START Dataset entries

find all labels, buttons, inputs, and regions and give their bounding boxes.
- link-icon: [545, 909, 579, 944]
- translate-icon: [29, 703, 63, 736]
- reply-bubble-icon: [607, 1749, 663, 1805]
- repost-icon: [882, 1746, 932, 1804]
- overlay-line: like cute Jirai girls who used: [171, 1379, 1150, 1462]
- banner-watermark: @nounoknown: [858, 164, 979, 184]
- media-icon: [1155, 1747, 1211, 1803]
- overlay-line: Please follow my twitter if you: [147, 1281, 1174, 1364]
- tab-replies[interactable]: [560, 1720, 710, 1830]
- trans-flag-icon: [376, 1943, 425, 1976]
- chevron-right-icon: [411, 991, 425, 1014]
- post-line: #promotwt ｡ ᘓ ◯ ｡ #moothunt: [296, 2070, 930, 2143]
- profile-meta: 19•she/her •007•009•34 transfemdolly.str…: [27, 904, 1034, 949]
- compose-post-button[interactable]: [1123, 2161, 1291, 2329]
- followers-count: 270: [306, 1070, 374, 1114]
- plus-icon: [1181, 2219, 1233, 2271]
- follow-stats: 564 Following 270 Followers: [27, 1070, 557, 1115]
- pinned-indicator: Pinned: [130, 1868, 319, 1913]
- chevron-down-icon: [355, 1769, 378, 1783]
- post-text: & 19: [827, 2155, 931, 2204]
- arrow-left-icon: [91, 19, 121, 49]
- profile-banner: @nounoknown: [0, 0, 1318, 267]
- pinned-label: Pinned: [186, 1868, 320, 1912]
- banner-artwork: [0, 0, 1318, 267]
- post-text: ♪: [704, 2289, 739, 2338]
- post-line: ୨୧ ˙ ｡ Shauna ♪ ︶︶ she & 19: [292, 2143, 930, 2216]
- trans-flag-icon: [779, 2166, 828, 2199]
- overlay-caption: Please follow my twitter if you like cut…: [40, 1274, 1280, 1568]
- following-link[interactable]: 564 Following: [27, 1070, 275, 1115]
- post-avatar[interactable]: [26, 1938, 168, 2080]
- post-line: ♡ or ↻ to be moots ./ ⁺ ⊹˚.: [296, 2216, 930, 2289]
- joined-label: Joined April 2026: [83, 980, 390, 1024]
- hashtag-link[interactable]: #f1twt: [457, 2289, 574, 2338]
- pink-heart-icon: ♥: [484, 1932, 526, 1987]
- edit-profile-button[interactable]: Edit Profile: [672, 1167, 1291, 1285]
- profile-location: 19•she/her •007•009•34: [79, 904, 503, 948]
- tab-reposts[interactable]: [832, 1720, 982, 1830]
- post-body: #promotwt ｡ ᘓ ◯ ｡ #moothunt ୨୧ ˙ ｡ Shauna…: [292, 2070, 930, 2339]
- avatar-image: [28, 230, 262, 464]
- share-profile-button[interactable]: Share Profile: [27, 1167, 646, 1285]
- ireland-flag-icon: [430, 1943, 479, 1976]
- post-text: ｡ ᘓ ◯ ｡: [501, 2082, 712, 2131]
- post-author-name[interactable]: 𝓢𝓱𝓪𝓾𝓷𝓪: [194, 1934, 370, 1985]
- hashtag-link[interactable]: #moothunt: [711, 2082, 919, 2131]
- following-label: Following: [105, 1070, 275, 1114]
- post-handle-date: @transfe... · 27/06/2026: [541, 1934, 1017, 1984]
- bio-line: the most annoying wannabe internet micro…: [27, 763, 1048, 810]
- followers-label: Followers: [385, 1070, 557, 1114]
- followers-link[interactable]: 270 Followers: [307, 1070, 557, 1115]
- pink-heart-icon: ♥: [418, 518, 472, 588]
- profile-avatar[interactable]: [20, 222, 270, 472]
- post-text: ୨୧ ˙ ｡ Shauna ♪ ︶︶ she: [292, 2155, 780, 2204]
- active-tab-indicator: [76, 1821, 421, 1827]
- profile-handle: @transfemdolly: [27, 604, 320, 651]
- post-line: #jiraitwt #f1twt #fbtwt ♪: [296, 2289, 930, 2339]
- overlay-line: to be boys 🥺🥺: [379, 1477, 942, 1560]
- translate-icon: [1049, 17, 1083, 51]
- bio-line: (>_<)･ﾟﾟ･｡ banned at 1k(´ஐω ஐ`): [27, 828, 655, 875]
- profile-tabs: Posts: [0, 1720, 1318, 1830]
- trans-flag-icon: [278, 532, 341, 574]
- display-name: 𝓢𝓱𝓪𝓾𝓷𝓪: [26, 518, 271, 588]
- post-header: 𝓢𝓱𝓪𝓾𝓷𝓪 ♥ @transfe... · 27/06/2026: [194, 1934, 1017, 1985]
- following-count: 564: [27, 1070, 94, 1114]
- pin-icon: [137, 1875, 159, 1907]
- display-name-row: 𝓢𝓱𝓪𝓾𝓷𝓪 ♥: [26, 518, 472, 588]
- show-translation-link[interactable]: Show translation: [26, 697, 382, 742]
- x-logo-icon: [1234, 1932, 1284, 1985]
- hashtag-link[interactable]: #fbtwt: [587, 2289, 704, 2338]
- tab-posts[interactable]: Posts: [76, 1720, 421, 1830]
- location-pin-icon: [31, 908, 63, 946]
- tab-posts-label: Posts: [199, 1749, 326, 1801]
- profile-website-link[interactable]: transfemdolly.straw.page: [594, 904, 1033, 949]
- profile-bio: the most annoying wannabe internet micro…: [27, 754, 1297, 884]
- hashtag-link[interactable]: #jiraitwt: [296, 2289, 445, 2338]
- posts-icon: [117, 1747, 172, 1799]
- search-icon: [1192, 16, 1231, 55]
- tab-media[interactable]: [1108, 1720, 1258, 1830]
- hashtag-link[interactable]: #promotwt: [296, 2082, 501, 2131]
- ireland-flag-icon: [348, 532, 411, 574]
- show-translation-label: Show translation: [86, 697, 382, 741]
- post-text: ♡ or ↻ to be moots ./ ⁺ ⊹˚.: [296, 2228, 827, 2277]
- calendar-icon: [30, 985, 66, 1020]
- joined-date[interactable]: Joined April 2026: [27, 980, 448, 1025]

END Dataset entries

Prompt:
Reproduce the entries above, substituting "topic-link" for every occurrence of "hashtag-link" and leaving everything else unchanged.

Result of the exercise:
find all labels, buttons, inputs, and regions and give their bounding boxes.
- link-icon: [545, 909, 579, 944]
- translate-icon: [29, 703, 63, 736]
- reply-bubble-icon: [607, 1749, 663, 1805]
- repost-icon: [882, 1746, 932, 1804]
- overlay-line: like cute Jirai girls who used: [171, 1379, 1150, 1462]
- banner-watermark: @nounoknown: [858, 164, 979, 184]
- media-icon: [1155, 1747, 1211, 1803]
- overlay-line: Please follow my twitter if you: [147, 1281, 1174, 1364]
- tab-replies[interactable]: [560, 1720, 710, 1830]
- trans-flag-icon: [376, 1943, 425, 1976]
- chevron-right-icon: [411, 991, 425, 1014]
- post-line: #promotwt ｡ ᘓ ◯ ｡ #moothunt: [296, 2070, 930, 2143]
- profile-meta: 19•she/her •007•009•34 transfemdolly.str…: [27, 904, 1034, 949]
- compose-post-button[interactable]: [1123, 2161, 1291, 2329]
- followers-count: 270: [306, 1070, 374, 1114]
- plus-icon: [1181, 2219, 1233, 2271]
- follow-stats: 564 Following 270 Followers: [27, 1070, 557, 1115]
- pinned-indicator: Pinned: [130, 1868, 319, 1913]
- chevron-down-icon: [355, 1769, 378, 1783]
- post-text: & 19: [827, 2155, 931, 2204]
- arrow-left-icon: [91, 19, 121, 49]
- profile-banner: @nounoknown: [0, 0, 1318, 267]
- pinned-label: Pinned: [186, 1868, 320, 1912]
- banner-artwork: [0, 0, 1318, 267]
- post-text: ♪: [704, 2289, 739, 2338]
- post-line: ୨୧ ˙ ｡ Shauna ♪ ︶︶ she & 19: [292, 2143, 930, 2216]
- trans-flag-icon: [779, 2166, 828, 2199]
- overlay-caption: Please follow my twitter if you like cut…: [40, 1274, 1280, 1568]
- following-link[interactable]: 564 Following: [27, 1070, 275, 1115]
- post-avatar[interactable]: [26, 1938, 168, 2080]
- post-line: ♡ or ↻ to be moots ./ ⁺ ⊹˚.: [296, 2216, 930, 2289]
- joined-label: Joined April 2026: [83, 980, 390, 1024]
- topic-link[interactable]: #f1twt: [457, 2289, 574, 2338]
- pink-heart-icon: ♥: [484, 1932, 526, 1987]
- edit-profile-button[interactable]: Edit Profile: [672, 1167, 1291, 1285]
- profile-location: 19•she/her •007•009•34: [79, 904, 503, 948]
- tab-reposts[interactable]: [832, 1720, 982, 1830]
- post-body: #promotwt ｡ ᘓ ◯ ｡ #moothunt ୨୧ ˙ ｡ Shauna…: [292, 2070, 930, 2339]
- avatar-image: [28, 230, 262, 464]
- share-profile-button[interactable]: Share Profile: [27, 1167, 646, 1285]
- ireland-flag-icon: [430, 1943, 479, 1976]
- post-text: ｡ ᘓ ◯ ｡: [501, 2082, 712, 2131]
- post-author-name[interactable]: 𝓢𝓱𝓪𝓾𝓷𝓪: [194, 1934, 370, 1985]
- topic-link[interactable]: #moothunt: [711, 2082, 919, 2131]
- following-label: Following: [105, 1070, 275, 1114]
- post-handle-date: @transfe... · 27/06/2026: [541, 1934, 1017, 1984]
- bio-line: the most annoying wannabe internet micro…: [27, 763, 1048, 810]
- followers-label: Followers: [385, 1070, 557, 1114]
- followers-link[interactable]: 270 Followers: [307, 1070, 557, 1115]
- pink-heart-icon: ♥: [418, 518, 472, 588]
- profile-avatar[interactable]: [20, 222, 270, 472]
- post-text: ୨୧ ˙ ｡ Shauna ♪ ︶︶ she: [292, 2155, 780, 2204]
- active-tab-indicator: [76, 1821, 421, 1827]
- profile-handle: @transfemdolly: [27, 604, 320, 651]
- post-line: #jiraitwt #f1twt #fbtwt ♪: [296, 2289, 930, 2339]
- overlay-line: to be boys 🥺🥺: [379, 1477, 942, 1560]
- translate-icon: [1049, 17, 1083, 51]
- bio-line: (>_<)･ﾟﾟ･｡ banned at 1k(´ஐω ஐ`): [27, 828, 655, 875]
- profile-tabs: Posts: [0, 1720, 1318, 1830]
- trans-flag-icon: [278, 532, 341, 574]
- display-name: 𝓢𝓱𝓪𝓾𝓷𝓪: [26, 518, 271, 588]
- post-header: 𝓢𝓱𝓪𝓾𝓷𝓪 ♥ @transfe... · 27/06/2026: [194, 1934, 1017, 1985]
- following-count: 564: [27, 1070, 94, 1114]
- pin-icon: [137, 1875, 159, 1907]
- display-name-row: 𝓢𝓱𝓪𝓾𝓷𝓪 ♥: [26, 518, 472, 588]
- show-translation-link[interactable]: Show translation: [26, 697, 382, 742]
- x-logo-icon: [1234, 1932, 1284, 1985]
- topic-link[interactable]: #fbtwt: [587, 2289, 704, 2338]
- tab-posts[interactable]: Posts: [76, 1720, 421, 1830]
- location-pin-icon: [31, 908, 63, 946]
- tab-posts-label: Posts: [199, 1749, 326, 1801]
- profile-website-link[interactable]: transfemdolly.straw.page: [594, 904, 1033, 949]
- profile-bio: the most annoying wannabe internet micro…: [27, 754, 1297, 884]
- topic-link[interactable]: #jiraitwt: [296, 2289, 445, 2338]
- posts-icon: [117, 1747, 172, 1799]
- search-icon: [1192, 16, 1231, 55]
- tab-media[interactable]: [1108, 1720, 1258, 1830]
- topic-link[interactable]: #promotwt: [296, 2082, 501, 2131]
- ireland-flag-icon: [348, 532, 411, 574]
- show-translation-label: Show translation: [86, 697, 382, 741]
- post-text: ♡ or ↻ to be moots ./ ⁺ ⊹˚.: [296, 2228, 827, 2277]
- calendar-icon: [30, 985, 66, 1020]
- joined-date[interactable]: Joined April 2026: [27, 980, 448, 1025]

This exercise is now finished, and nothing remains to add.